→ **Written exercise**:
Write out every entry exactly as it appears.

◆ ◆ ◆ ◆

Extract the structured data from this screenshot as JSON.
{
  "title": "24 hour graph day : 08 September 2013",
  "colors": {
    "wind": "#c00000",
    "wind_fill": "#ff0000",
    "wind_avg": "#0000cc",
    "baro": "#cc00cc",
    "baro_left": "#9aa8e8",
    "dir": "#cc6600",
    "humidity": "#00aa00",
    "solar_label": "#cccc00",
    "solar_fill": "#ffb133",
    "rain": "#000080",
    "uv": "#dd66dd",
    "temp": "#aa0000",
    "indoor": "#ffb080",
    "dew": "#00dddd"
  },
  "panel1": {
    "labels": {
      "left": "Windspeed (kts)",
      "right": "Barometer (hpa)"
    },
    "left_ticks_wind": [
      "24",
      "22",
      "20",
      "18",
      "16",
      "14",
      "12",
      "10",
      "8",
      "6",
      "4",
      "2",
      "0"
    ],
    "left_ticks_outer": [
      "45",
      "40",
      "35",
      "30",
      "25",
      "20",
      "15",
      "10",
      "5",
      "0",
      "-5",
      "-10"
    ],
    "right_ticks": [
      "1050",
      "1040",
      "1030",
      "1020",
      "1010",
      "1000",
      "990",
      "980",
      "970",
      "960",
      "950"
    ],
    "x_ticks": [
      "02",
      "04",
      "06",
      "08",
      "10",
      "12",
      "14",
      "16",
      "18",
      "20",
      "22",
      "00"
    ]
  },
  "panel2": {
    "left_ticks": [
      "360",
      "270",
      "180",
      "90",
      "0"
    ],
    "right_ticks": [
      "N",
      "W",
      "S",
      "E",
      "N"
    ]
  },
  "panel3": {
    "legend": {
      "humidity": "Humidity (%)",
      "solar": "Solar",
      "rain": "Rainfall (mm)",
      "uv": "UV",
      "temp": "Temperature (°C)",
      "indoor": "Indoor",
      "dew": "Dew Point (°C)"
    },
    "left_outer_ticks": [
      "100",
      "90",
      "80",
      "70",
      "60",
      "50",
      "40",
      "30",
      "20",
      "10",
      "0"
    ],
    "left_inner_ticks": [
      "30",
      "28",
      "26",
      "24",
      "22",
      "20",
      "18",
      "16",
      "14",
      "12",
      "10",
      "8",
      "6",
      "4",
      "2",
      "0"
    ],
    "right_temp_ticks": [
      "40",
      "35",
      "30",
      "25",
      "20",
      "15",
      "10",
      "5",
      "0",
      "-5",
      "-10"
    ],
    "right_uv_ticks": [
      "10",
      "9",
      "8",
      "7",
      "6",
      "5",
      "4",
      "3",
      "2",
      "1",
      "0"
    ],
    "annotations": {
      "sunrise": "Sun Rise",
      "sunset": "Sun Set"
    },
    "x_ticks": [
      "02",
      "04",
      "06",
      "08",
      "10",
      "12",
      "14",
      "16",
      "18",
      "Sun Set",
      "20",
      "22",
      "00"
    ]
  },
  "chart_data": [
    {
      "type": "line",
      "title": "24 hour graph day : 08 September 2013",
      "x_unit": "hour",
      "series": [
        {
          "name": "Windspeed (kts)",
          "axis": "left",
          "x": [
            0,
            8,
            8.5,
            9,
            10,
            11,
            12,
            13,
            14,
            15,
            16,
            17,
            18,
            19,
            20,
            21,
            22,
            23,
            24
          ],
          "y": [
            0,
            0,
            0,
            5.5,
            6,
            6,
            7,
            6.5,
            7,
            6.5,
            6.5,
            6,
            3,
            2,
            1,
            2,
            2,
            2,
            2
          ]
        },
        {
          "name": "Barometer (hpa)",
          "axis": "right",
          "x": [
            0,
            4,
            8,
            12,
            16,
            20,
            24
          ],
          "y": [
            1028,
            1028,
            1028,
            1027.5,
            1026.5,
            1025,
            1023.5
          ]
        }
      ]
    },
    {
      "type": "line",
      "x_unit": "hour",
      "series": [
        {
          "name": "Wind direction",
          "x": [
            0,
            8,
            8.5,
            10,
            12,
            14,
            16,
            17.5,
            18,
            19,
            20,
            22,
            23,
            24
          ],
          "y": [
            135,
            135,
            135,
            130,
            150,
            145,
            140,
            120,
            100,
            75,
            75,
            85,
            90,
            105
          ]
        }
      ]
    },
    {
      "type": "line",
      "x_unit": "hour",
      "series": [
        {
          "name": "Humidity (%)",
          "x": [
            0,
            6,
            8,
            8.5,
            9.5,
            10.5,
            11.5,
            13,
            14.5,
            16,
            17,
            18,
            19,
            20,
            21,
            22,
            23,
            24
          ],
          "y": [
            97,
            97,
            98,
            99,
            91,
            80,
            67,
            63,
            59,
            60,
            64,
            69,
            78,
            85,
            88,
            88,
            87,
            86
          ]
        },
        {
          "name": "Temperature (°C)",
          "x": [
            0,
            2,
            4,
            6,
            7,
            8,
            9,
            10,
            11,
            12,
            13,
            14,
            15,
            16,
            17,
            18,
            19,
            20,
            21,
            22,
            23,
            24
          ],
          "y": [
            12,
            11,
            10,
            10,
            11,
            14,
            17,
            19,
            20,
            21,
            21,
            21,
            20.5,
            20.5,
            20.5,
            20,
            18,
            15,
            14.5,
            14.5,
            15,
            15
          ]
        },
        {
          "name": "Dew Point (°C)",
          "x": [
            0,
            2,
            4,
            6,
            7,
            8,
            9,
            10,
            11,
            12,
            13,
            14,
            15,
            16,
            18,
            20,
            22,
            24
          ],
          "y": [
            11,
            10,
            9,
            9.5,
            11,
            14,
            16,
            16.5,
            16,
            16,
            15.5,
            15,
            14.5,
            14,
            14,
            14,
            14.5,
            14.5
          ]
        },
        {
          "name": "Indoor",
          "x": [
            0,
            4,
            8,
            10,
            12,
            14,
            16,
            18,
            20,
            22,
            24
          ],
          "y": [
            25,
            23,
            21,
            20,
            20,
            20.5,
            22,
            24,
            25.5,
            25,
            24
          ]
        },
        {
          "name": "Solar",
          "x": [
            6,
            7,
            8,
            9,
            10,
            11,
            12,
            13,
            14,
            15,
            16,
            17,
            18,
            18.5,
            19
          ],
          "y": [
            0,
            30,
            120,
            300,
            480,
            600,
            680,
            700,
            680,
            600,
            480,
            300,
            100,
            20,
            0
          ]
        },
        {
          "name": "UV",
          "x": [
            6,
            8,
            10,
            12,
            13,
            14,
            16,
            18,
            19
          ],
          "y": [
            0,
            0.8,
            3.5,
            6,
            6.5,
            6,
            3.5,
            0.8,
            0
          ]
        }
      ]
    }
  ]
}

◆ ◆ ◆ ◆

→ **Result**:
Extract the structured data from this screenshot as JSON.
{
  "title": "24 hour graph day : 08 September 2013",
  "colors": {
    "wind": "#c00000",
    "wind_fill": "#ff0000",
    "wind_avg": "#0000cc",
    "baro": "#cc00cc",
    "baro_left": "#9aa8e8",
    "dir": "#cc6600",
    "humidity": "#00aa00",
    "solar_label": "#cccc00",
    "solar_fill": "#ffb133",
    "rain": "#000080",
    "uv": "#dd66dd",
    "temp": "#aa0000",
    "indoor": "#ffb080",
    "dew": "#00dddd"
  },
  "panel1": {
    "labels": {
      "left": "Windspeed (kts)",
      "right": "Barometer (hpa)"
    },
    "left_ticks_wind": [
      "24",
      "22",
      "20",
      "18",
      "16",
      "14",
      "12",
      "10",
      "8",
      "6",
      "4",
      "2",
      "0"
    ],
    "left_ticks_outer": [
      "45",
      "40",
      "35",
      "30",
      "25",
      "20",
      "15",
      "10",
      "5",
      "0",
      "-5",
      "-10"
    ],
    "right_ticks": [
      "1050",
      "1040",
      "1030",
      "1020",
      "1010",
      "1000",
      "990",
      "980",
      "970",
      "960",
      "950"
    ],
    "x_ticks": [
      "02",
      "04",
      "06",
      "08",
      "10",
      "12",
      "14",
      "16",
      "18",
      "20",
      "22",
      "00"
    ]
  },
  "panel2": {
    "left_ticks": [
      "360",
      "270",
      "180",
      "90",
      "0"
    ],
    "right_ticks": [
      "N",
      "W",
      "S",
      "E",
      "N"
    ]
  },
  "panel3": {
    "legend": {
      "humidity": "Humidity (%)",
      "solar": "Solar",
      "rain": "Rainfall (mm)",
      "uv": "UV",
      "temp": "Temperature (°C)",
      "indoor": "Indoor",
      "dew": "Dew Point (°C)"
    },
    "left_outer_ticks": [
      "100",
      "90",
      "80",
      "70",
      "60",
      "50",
      "40",
      "30",
      "20",
      "10",
      "0"
    ],
    "left_inner_ticks": [
      "30",
      "28",
      "26",
      "24",
      "22",
      "20",
      "18",
      "16",
      "14",
      "12",
      "10",
      "8",
      "6",
      "4",
      "2",
      "0"
    ],
    "right_temp_ticks": [
      "40",
      "35",
      "30",
      "25",
      "20",
      "15",
      "10",
      "5",
      "0",
      "-5",
      "-10"
    ],
    "right_uv_ticks": [
      "10",
      "9",
      "8",
      "7",
      "6",
      "5",
      "4",
      "3",
      "2",
      "1",
      "0"
    ],
    "annotations": {
      "sunrise": "Sun Rise",
      "sunset": "Sun Set"
    },
    "x_ticks": [
      "02",
      "04",
      "06",
      "08",
      "10",
      "12",
      "14",
      "16",
      "18",
      "Sun Set",
      "20",
      "22",
      "00"
    ]
  },
  "chart_data": [
    {
      "type": "line",
      "title": "24 hour graph day : 08 September 2013",
      "x_unit": "hour",
      "series": [
        {
          "name": "Windspeed (kts)",
          "axis": "left",
          "x": [
            0,
            8,
            8.5,
            9,
            10,
            11,
            12,
            13,
            14,
            15,
            16,
            17,
            18,
            19,
            20,
            21,
            22,
            23,
            24
          ],
          "y": [
            0,
            0,
            0,
            5.5,
            6,
            6,
            7,
            6.5,
            7,
            6.5,
            6.5,
            6,
            3,
            2,
            1,
            2,
            2,
            2,
            2
          ]
        },
        {
          "name": "Barometer (hpa)",
          "axis": "right",
          "x": [
            0,
            4,
            8,
            12,
            16,
            20,
            24
          ],
          "y": [
            1028,
            1028,
            1028,
            1027.5,
            1026.5,
            1025,
            1023.5
          ]
        }
      ]
    },
    {
      "type": "line",
      "x_unit": "hour",
      "series": [
        {
          "name": "Wind direction",
          "x": [
            0,
            8,
            8.5,
            10,
            12,
            14,
            16,
            17.5,
            18,
            19,
            20,
            22,
            23,
            24
          ],
          "y": [
            135,
            135,
            135,
            130,
            150,
            145,
            140,
            120,
            100,
            75,
            75,
            85,
            90,
            105
          ]
        }
      ]
    },
    {
      "type": "line",
      "x_unit": "hour",
      "series": [
        {
          "name": "Humidity (%)",
          "x": [
            0,
            6,
            8,
            8.5,
            9.5,
            10.5,
            11.5,
            13,
            14.5,
            16,
            17,
            18,
            19,
            20,
            21,
            22,
            23,
            24
          ],
          "y": [
            97,
            97,
            98,
            99,
            91,
            80,
            67,
            63,
            59,
            60,
            64,
            69,
            78,
            85,
            88,
            88,
            87,
            86
          ]
        },
        {
          "name": "Temperature (°C)",
          "x": [
            0,
            2,
            4,
            6,
            7,
            8,
            9,
            10,
            11,
            12,
            13,
            14,
            15,
            16,
            17,
            18,
            19,
            20,
            21,
            22,
            23,
            24
          ],
          "y": [
            12,
            11,
            10,
            10,
            11,
            14,
            17,
            19,
            20,
            21,
            21,
            21,
            20.5,
            20.5,
            20.5,
            20,
            18,
            15,
            14.5,
            14.5,
            15,
            15
          ]
        },
        {
          "name": "Dew Point (°C)",
          "x": [
            0,
            2,
            4,
            6,
            7,
            8,
            9,
            10,
            11,
            12,
            13,
            14,
            15,
            16,
            18,
            20,
            22,
            24
          ],
          "y": [
            11,
            10,
            9,
            9.5,
            11,
            14,
            16,
            16.5,
            16,
            16,
            15.5,
            15,
            14.5,
            14,
            14,
            14,
            14.5,
            14.5
          ]
        },
        {
          "name": "Indoor",
          "x": [
            0,
            4,
            8,
            10,
            12,
            14,
            16,
            18,
            20,
            22,
            24
          ],
          "y": [
            25,
            23,
            21,
            20,
            20,
            20.5,
            22,
            24,
            25.5,
            25,
            24
          ]
        },
        {
          "name": "Solar",
          "x": [
            6,
            7,
            8,
            9,
            10,
            11,
            12,
            13,
            14,
            15,
            16,
            17,
            18,
            18.5,
            19
          ],
          "y": [
            0,
            30,
            120,
            300,
            480,
            600,
            680,
            700,
            680,
            600,
            480,
            300,
            100,
            20,
            0
          ]
        },
        {
          "name": "UV",
          "x": [
            6,
            8,
            10,
            12,
            13,
            14,
            16,
            18,
            19
          ],
          "y": [
            0,
            0.8,
            3.5,
            6,
            6.5,
            6,
            3.5,
            0.8,
            0
          ]
        }
      ]
    }
  ]
}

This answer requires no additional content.